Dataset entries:
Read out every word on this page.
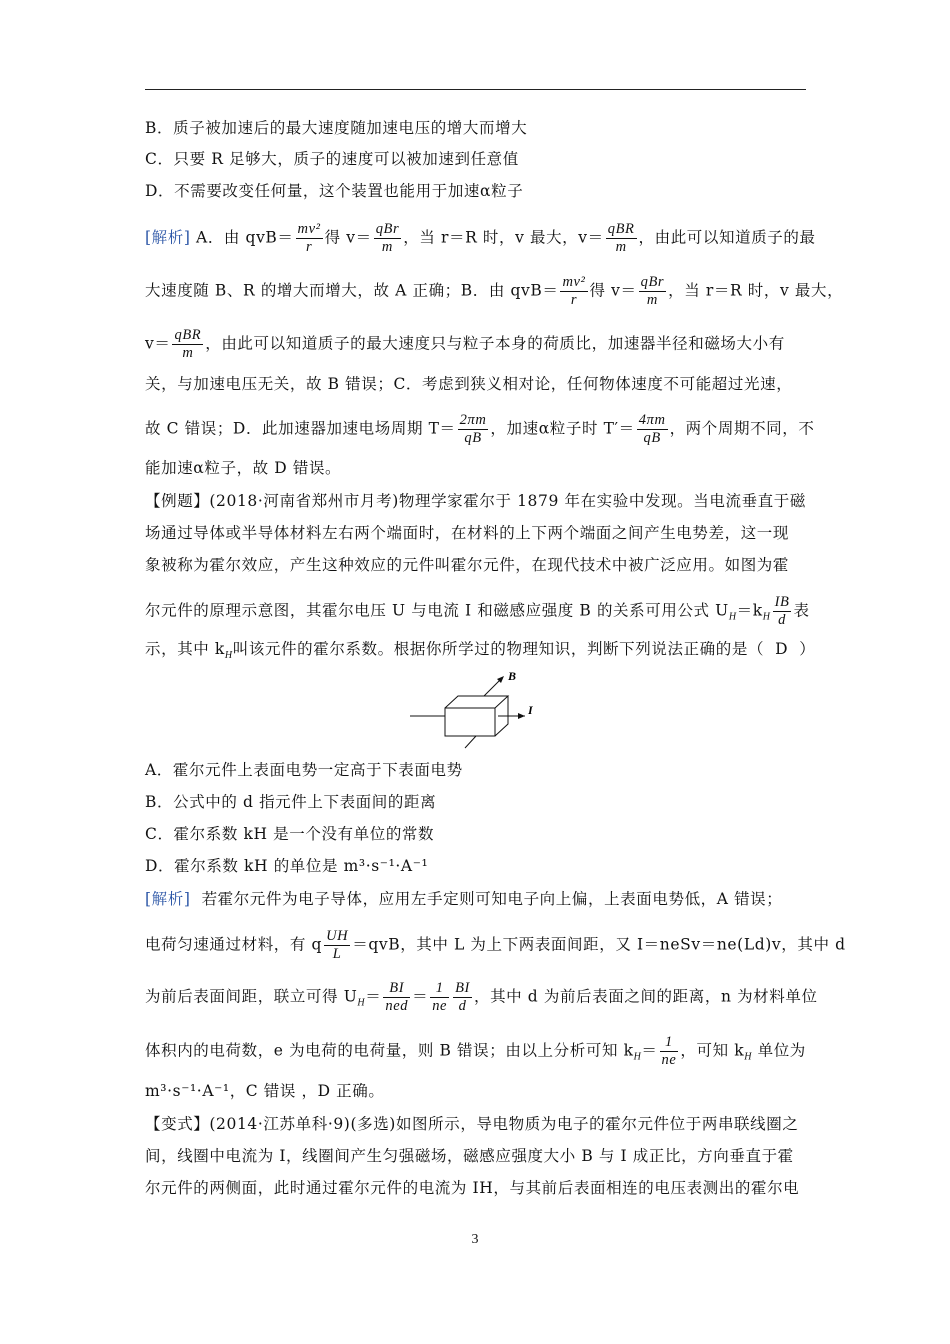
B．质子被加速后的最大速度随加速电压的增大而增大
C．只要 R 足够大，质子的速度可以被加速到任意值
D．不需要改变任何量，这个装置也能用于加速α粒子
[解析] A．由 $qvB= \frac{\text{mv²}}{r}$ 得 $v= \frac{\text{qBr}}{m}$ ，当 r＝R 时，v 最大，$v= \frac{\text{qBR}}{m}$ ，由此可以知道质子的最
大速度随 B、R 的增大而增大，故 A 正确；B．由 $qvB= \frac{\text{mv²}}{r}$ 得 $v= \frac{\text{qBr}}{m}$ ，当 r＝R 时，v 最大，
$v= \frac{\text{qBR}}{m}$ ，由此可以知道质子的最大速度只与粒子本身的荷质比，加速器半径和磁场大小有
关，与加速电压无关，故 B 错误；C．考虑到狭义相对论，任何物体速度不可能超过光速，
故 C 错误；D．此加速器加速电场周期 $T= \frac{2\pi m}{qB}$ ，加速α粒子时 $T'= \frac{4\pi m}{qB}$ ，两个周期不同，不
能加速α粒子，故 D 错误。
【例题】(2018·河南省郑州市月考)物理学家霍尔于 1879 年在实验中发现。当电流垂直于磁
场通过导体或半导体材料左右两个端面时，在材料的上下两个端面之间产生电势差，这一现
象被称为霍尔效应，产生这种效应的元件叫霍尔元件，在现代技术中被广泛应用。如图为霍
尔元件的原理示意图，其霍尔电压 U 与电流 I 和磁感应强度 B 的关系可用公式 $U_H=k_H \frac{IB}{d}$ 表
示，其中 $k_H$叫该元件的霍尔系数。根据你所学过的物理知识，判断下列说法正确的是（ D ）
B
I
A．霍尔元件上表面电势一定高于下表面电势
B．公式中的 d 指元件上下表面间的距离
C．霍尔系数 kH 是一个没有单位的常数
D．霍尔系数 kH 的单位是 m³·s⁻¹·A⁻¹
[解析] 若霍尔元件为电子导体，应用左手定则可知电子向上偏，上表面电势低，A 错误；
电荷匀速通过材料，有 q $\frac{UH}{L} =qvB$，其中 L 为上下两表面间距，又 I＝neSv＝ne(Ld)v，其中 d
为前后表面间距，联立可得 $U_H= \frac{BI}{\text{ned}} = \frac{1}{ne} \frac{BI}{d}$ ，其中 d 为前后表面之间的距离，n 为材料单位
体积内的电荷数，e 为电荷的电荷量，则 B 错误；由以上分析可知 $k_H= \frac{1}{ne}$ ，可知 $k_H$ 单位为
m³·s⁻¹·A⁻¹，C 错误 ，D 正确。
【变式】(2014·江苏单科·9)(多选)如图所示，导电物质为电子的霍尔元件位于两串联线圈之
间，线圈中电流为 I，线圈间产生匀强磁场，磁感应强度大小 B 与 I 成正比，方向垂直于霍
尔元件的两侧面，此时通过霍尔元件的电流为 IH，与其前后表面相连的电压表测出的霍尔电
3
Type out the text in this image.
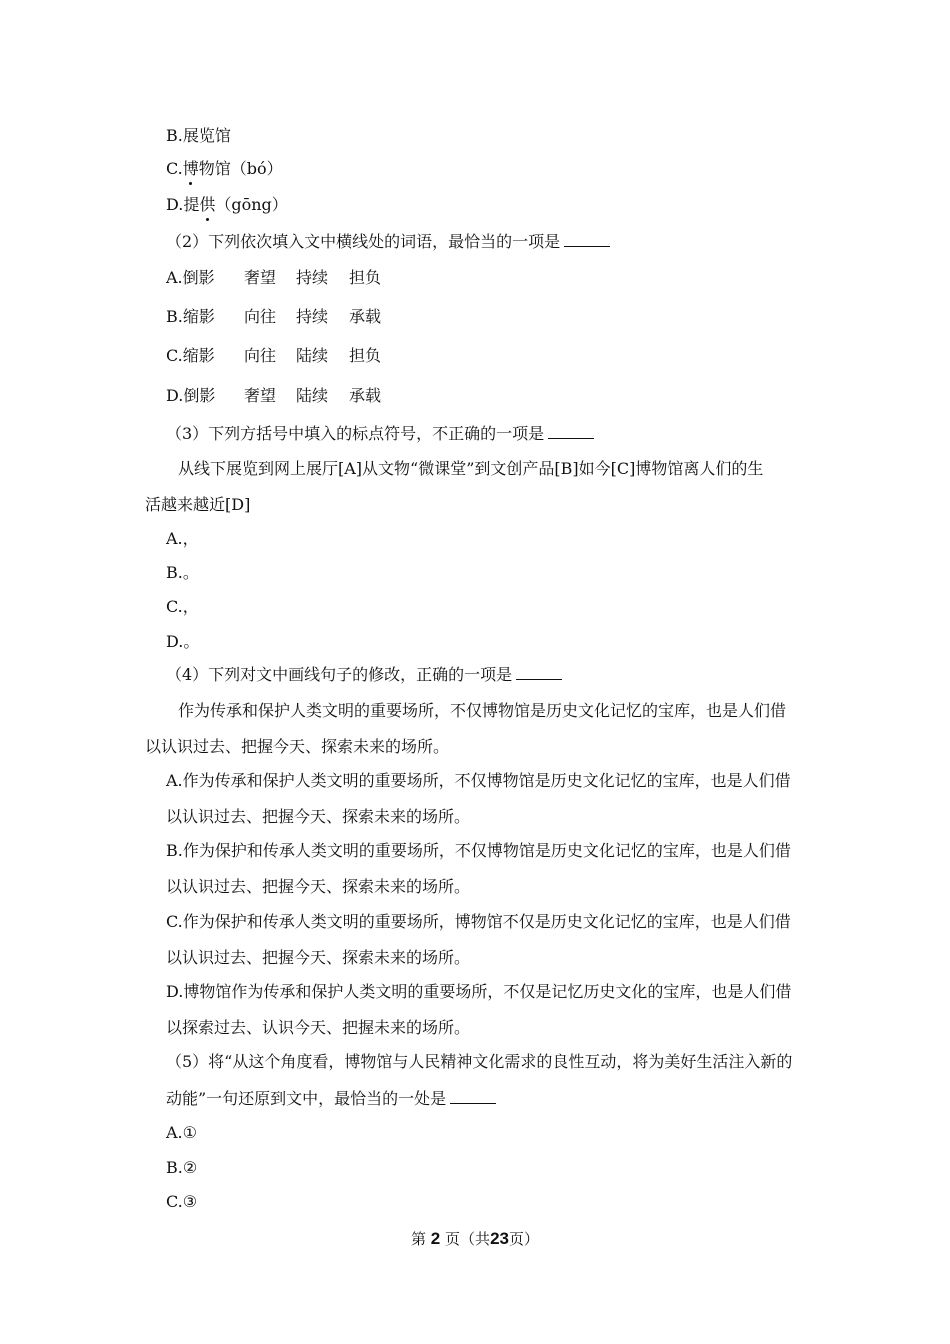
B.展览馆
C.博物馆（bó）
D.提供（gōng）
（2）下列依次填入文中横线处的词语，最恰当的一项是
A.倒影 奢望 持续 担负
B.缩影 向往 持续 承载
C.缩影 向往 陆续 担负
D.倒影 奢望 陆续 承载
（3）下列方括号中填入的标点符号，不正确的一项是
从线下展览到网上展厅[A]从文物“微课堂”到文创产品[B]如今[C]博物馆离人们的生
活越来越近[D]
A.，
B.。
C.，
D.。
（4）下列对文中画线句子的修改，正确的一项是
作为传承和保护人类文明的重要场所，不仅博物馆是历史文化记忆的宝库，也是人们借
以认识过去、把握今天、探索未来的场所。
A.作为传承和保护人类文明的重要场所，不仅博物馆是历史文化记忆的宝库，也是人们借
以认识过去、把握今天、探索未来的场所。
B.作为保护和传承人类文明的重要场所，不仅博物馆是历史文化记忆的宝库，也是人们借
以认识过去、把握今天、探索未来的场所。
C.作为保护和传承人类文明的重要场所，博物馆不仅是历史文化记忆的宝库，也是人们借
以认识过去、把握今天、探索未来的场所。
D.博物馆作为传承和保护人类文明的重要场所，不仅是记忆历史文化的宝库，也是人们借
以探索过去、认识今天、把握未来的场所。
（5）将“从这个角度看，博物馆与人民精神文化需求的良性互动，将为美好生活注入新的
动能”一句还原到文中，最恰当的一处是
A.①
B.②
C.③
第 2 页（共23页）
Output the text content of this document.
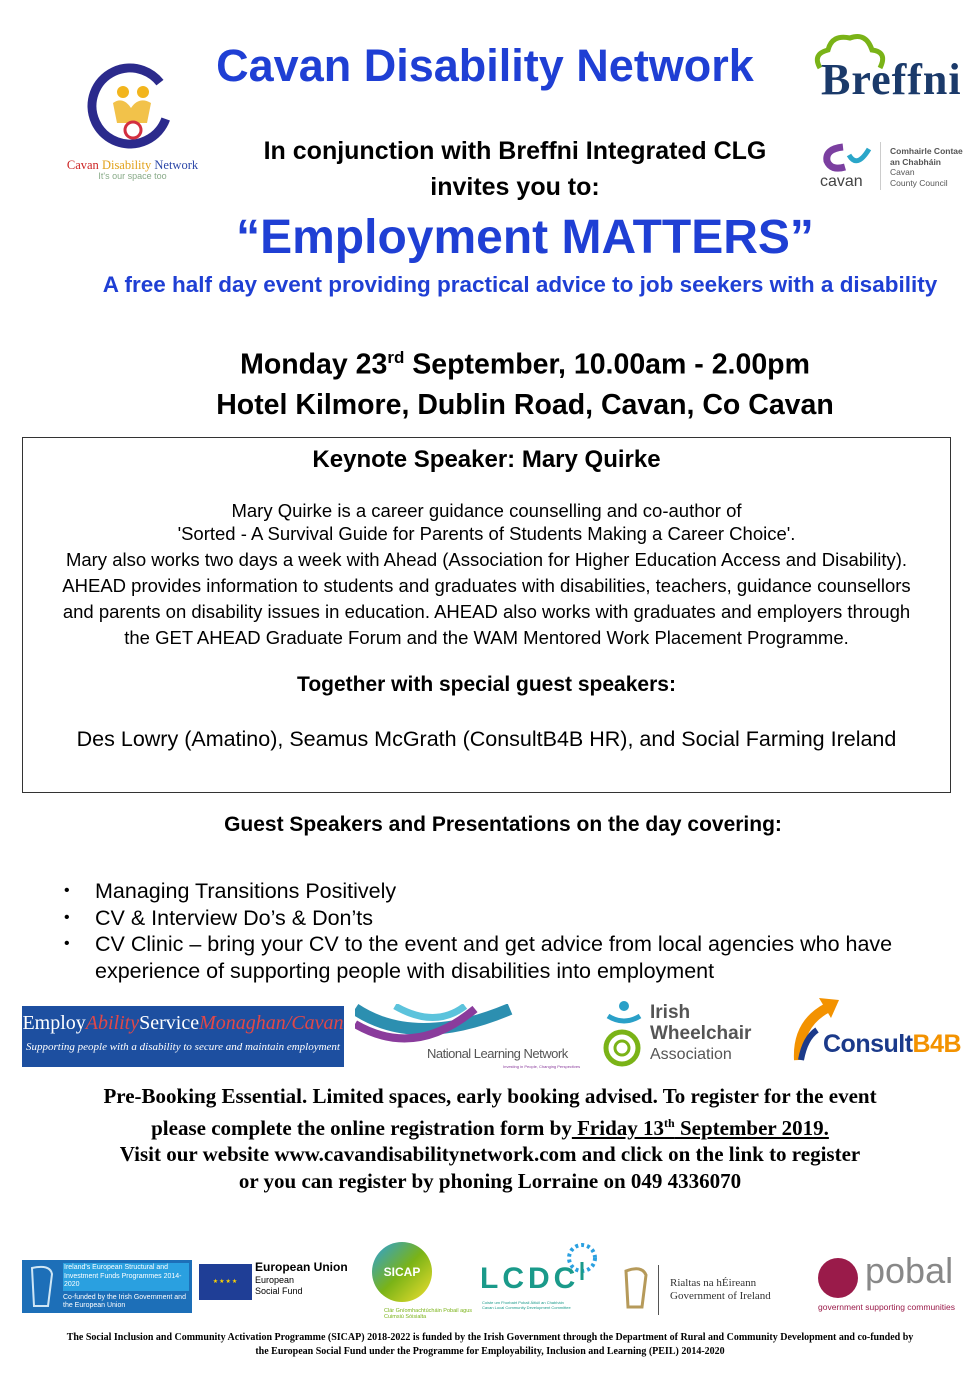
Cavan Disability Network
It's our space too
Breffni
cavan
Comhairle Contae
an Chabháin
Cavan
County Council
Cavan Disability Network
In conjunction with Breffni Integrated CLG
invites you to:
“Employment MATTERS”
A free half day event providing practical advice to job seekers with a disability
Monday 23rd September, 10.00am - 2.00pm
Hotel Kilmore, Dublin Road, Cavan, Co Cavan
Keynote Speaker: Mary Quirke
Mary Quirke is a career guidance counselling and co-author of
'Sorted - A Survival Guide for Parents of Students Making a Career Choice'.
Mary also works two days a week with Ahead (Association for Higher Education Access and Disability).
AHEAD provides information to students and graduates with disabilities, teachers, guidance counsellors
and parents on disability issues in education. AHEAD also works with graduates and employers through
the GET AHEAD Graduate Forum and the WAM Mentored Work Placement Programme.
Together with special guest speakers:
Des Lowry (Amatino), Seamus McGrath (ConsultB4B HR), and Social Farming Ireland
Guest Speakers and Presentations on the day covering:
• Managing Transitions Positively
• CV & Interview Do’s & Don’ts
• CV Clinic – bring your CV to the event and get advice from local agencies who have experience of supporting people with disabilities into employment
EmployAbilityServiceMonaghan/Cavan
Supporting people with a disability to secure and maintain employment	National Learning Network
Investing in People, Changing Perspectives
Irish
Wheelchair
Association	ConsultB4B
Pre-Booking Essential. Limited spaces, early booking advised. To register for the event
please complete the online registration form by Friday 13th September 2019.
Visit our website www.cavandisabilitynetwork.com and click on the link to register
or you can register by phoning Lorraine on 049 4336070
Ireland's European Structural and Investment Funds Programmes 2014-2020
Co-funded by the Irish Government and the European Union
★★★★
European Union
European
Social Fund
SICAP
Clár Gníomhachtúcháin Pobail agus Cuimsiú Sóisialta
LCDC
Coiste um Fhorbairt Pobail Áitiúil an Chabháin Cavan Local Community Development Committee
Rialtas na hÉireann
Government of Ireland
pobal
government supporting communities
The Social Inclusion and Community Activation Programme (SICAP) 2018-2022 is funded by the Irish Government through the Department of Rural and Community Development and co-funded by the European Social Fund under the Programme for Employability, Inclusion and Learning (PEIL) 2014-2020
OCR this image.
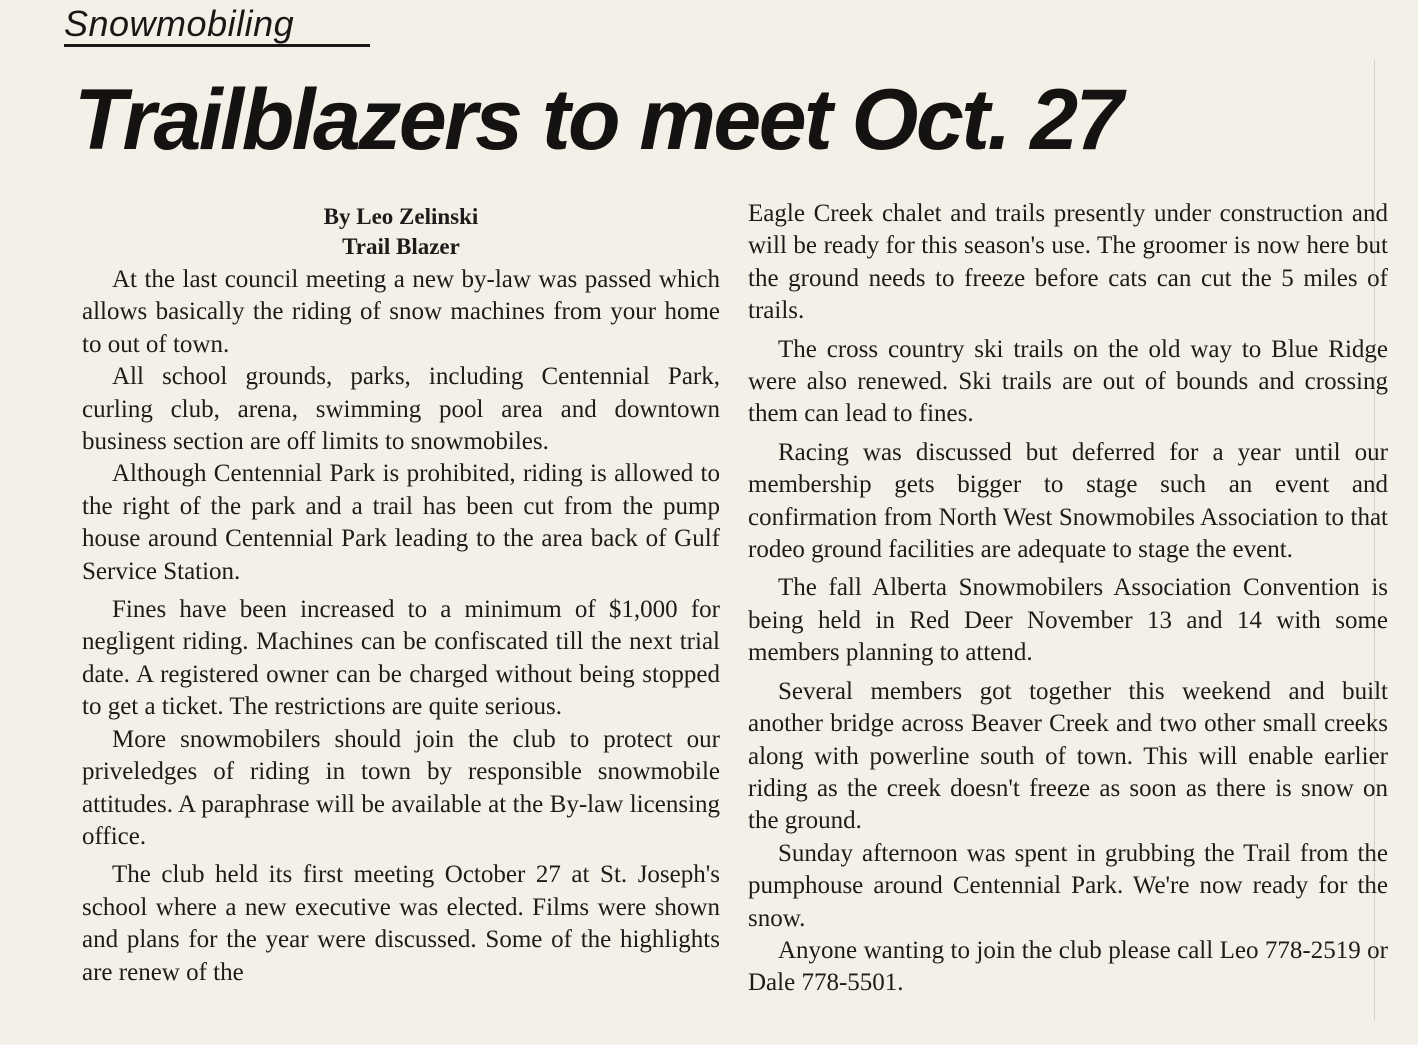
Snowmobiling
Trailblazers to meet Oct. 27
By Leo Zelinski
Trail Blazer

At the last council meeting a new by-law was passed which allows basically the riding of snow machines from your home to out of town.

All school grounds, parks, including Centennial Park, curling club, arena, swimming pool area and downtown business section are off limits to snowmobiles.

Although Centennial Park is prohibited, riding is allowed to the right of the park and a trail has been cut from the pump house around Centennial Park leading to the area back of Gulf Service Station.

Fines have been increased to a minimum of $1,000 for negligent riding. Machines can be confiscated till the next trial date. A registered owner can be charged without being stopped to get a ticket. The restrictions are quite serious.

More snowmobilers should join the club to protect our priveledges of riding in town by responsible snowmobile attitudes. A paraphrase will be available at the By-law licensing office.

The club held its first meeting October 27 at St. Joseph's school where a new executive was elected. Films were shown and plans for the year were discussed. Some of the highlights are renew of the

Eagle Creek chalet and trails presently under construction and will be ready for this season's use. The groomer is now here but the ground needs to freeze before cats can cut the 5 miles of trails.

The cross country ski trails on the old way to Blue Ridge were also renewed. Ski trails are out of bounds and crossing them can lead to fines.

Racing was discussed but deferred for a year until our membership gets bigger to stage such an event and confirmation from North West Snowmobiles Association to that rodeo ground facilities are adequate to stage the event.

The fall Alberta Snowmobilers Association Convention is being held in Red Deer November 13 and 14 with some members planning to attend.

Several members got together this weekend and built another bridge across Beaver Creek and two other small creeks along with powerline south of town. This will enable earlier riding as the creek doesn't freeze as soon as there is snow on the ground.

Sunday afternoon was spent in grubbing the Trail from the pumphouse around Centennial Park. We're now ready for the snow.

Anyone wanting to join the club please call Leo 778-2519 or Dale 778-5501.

= Exercise prompt =
Copy each line in the data that holds the word "Union".

= In response =
Co-funded by the Irish Government and the European Union
European Union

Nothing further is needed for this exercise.